Task requirements: Please copy out, unchanged, the lines in the entries below that run from the line containing "boxes. List at most 100 elements." through the line containing "y-tick-mark [50,127,55,129]", including both of those lines.

Input rows:
--- begin ---
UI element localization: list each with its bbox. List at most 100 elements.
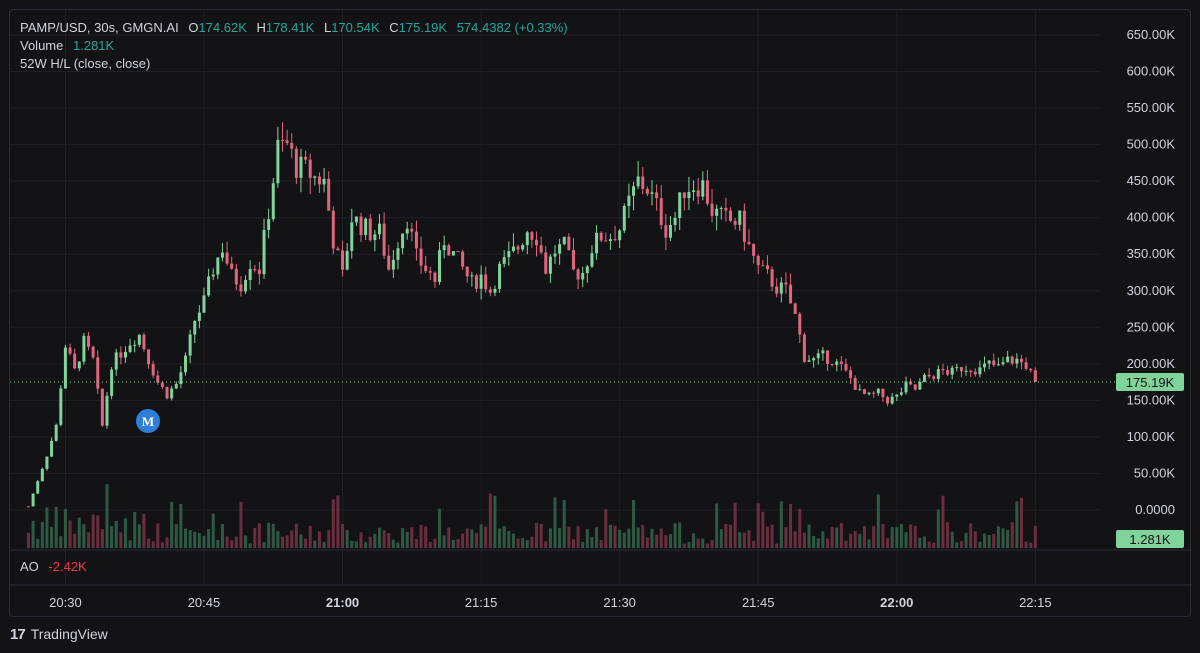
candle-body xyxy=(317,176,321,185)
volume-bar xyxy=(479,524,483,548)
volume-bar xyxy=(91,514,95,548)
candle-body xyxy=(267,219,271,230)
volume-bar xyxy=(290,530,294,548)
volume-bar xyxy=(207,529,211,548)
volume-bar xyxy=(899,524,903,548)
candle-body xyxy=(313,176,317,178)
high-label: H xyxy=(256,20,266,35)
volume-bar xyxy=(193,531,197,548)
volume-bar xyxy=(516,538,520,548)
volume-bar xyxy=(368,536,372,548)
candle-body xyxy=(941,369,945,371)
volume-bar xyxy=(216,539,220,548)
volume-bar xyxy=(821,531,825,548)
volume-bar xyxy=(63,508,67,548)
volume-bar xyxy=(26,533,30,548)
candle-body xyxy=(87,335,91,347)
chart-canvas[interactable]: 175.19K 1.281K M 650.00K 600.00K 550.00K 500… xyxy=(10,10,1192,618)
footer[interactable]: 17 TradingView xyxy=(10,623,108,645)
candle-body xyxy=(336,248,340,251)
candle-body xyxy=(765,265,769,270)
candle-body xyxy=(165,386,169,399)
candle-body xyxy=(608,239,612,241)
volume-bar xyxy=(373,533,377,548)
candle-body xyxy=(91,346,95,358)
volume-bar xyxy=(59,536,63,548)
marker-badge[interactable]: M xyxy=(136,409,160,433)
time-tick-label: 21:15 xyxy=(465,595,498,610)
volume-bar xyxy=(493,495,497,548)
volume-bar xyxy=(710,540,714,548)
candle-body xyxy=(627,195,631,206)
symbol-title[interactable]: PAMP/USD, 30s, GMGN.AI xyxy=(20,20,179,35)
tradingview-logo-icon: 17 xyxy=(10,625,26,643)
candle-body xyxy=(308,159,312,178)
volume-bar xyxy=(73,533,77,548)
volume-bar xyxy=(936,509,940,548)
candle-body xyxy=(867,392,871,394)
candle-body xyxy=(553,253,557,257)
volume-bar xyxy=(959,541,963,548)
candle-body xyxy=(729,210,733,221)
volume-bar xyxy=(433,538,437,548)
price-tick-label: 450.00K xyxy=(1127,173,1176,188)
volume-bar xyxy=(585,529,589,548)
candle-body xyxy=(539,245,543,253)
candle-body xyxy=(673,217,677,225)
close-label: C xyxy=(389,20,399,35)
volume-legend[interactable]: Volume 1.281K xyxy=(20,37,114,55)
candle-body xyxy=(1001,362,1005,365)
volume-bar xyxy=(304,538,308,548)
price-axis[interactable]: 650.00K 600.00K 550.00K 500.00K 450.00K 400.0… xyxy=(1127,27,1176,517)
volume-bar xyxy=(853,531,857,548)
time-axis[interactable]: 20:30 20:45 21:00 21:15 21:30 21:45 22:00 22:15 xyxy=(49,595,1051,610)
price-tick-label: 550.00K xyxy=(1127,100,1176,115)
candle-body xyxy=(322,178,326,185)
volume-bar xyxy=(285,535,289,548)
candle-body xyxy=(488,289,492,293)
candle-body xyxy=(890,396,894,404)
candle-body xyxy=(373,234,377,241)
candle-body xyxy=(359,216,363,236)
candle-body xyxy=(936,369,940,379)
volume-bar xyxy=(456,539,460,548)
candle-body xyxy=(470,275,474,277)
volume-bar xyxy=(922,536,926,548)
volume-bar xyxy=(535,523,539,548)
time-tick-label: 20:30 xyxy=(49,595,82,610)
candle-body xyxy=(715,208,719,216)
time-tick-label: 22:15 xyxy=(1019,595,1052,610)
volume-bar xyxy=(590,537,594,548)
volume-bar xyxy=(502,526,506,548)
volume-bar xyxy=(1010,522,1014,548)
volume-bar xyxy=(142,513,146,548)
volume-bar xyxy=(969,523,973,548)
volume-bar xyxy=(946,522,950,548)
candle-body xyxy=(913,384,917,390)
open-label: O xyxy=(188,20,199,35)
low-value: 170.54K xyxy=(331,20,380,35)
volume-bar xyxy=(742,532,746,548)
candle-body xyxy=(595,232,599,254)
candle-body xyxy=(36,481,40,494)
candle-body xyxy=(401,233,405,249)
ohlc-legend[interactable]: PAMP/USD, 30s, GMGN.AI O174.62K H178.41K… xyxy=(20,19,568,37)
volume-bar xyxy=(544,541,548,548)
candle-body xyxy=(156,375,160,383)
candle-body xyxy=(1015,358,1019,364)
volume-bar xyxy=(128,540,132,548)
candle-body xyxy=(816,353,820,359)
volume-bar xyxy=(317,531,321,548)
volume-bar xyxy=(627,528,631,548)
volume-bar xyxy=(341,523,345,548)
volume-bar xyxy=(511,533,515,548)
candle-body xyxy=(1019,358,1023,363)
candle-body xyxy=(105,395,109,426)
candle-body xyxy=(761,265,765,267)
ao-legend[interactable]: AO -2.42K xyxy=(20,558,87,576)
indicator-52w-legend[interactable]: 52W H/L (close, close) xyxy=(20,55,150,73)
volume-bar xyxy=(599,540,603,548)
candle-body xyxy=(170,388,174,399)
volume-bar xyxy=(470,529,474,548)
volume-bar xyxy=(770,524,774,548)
--- end ---
--- begin ---
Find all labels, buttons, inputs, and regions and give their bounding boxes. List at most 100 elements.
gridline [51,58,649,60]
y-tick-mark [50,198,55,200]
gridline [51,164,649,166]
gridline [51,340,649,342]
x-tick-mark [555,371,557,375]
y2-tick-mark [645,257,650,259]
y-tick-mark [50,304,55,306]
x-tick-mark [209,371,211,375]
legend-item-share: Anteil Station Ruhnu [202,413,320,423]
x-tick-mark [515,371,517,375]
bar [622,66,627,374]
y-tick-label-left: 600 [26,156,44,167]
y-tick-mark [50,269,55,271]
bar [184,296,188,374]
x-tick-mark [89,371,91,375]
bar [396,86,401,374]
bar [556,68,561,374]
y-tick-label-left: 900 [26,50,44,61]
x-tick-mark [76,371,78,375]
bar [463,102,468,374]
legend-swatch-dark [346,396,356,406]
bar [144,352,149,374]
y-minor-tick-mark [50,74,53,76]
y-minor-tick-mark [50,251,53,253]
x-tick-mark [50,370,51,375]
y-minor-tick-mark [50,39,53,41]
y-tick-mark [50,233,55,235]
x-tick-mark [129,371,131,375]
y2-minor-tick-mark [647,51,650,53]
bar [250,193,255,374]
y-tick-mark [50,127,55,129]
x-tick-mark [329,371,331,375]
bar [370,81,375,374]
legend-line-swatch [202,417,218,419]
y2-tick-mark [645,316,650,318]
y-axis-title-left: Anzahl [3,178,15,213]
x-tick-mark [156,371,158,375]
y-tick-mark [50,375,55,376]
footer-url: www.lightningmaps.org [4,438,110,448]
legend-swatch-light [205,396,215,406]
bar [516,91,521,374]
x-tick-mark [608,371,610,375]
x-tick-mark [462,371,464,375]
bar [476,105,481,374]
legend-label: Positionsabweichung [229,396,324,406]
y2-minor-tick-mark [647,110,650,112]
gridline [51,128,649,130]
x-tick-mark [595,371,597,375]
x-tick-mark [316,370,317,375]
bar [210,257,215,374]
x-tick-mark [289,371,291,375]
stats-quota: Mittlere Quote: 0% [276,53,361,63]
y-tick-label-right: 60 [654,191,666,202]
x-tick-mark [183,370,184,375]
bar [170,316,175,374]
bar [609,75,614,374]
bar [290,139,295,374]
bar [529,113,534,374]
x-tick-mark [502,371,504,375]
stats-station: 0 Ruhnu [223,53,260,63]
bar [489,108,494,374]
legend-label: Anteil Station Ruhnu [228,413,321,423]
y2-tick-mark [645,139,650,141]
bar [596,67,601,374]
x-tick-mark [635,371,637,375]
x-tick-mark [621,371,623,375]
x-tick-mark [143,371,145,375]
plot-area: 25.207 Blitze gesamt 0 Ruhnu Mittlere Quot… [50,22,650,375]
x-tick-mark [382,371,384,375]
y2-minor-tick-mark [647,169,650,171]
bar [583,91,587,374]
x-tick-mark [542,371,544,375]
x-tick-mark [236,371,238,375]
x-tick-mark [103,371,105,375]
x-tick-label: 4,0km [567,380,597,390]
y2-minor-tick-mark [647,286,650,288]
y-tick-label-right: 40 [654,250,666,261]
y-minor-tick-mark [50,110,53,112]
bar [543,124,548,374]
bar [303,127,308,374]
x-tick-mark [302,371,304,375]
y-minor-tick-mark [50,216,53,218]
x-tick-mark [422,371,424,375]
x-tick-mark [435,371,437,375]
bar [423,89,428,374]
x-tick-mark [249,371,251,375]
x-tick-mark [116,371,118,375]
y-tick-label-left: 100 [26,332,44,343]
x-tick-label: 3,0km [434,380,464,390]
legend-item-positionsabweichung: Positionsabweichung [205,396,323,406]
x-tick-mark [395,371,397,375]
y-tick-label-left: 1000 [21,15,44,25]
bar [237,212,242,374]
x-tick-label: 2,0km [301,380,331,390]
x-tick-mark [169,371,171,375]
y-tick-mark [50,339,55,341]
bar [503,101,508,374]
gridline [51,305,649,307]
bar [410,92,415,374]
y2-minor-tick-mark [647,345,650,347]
--- end ---
--- begin ---
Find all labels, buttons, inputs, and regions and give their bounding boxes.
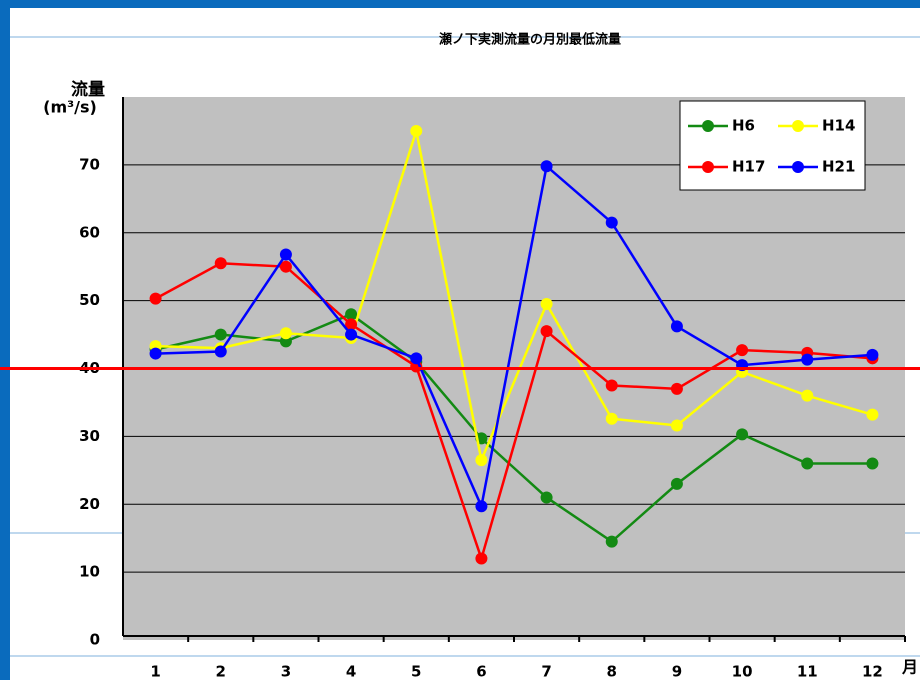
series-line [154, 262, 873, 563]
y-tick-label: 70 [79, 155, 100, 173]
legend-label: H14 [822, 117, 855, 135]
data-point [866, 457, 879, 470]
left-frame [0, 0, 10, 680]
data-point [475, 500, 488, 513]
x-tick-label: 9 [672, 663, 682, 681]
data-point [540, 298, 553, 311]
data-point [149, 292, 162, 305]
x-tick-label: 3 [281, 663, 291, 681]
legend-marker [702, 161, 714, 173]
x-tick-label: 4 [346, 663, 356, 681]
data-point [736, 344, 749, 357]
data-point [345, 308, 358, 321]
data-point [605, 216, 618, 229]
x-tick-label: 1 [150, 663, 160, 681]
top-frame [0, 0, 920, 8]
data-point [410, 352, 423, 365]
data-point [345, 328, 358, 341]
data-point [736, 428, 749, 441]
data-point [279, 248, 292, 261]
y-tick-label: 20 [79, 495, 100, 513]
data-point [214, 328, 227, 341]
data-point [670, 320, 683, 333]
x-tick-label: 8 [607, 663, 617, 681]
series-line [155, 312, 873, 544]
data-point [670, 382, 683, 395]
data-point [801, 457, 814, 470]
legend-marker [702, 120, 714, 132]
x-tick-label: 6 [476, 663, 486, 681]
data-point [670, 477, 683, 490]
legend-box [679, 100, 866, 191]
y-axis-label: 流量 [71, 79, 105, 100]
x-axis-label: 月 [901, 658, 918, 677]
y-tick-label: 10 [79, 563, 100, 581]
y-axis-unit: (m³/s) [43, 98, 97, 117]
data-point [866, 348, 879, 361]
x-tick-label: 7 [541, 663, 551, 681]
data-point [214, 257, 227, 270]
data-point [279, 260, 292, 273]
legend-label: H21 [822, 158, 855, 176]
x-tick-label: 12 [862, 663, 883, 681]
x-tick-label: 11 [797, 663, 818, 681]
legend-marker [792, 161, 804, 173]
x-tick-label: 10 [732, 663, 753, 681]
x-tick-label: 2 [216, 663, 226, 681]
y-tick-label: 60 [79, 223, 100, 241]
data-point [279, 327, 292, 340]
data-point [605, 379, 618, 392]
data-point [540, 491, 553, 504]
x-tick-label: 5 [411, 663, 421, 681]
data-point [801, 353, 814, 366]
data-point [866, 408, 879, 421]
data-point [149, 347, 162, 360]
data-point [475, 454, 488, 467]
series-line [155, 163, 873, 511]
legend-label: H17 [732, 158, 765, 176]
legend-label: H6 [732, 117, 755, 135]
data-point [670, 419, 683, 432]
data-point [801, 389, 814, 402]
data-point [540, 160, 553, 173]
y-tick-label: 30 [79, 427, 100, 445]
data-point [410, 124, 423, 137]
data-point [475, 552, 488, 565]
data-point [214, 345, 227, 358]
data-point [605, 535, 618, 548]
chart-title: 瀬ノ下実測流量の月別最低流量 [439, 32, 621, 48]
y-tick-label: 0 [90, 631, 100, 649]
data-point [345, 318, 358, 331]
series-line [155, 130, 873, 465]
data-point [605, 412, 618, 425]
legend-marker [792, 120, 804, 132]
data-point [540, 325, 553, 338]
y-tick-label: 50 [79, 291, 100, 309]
--- end ---
Exercise solution:
Find all labels, buttons, inputs, and regions and give their bounding boxes. List at most 100 elements.
gridline [51,58,649,60]
y-tick-mark [50,198,55,200]
gridline [51,164,649,166]
gridline [51,340,649,342]
x-tick-mark [555,371,557,375]
y2-tick-mark [645,257,650,259]
y-tick-mark [50,304,55,306]
x-tick-mark [209,371,211,375]
legend-item-share: Anteil Station Ruhnu [202,413,320,423]
x-tick-mark [515,371,517,375]
bar [622,66,627,374]
y-tick-label-left: 600 [26,156,44,167]
y-tick-mark [50,269,55,271]
bar [184,296,188,374]
x-tick-mark [89,371,91,375]
bar [396,86,401,374]
bar [556,68,561,374]
y-tick-label-left: 900 [26,50,44,61]
x-tick-mark [76,371,78,375]
bar [463,102,468,374]
legend-swatch-dark [346,396,356,406]
bar [144,352,149,374]
y-minor-tick-mark [50,74,53,76]
y-minor-tick-mark [50,251,53,253]
x-tick-mark [50,370,51,375]
y-minor-tick-mark [50,39,53,41]
y-tick-mark [50,233,55,235]
x-tick-mark [129,371,131,375]
y2-minor-tick-mark [647,51,650,53]
bar [250,193,255,374]
y-tick-mark [50,127,55,129]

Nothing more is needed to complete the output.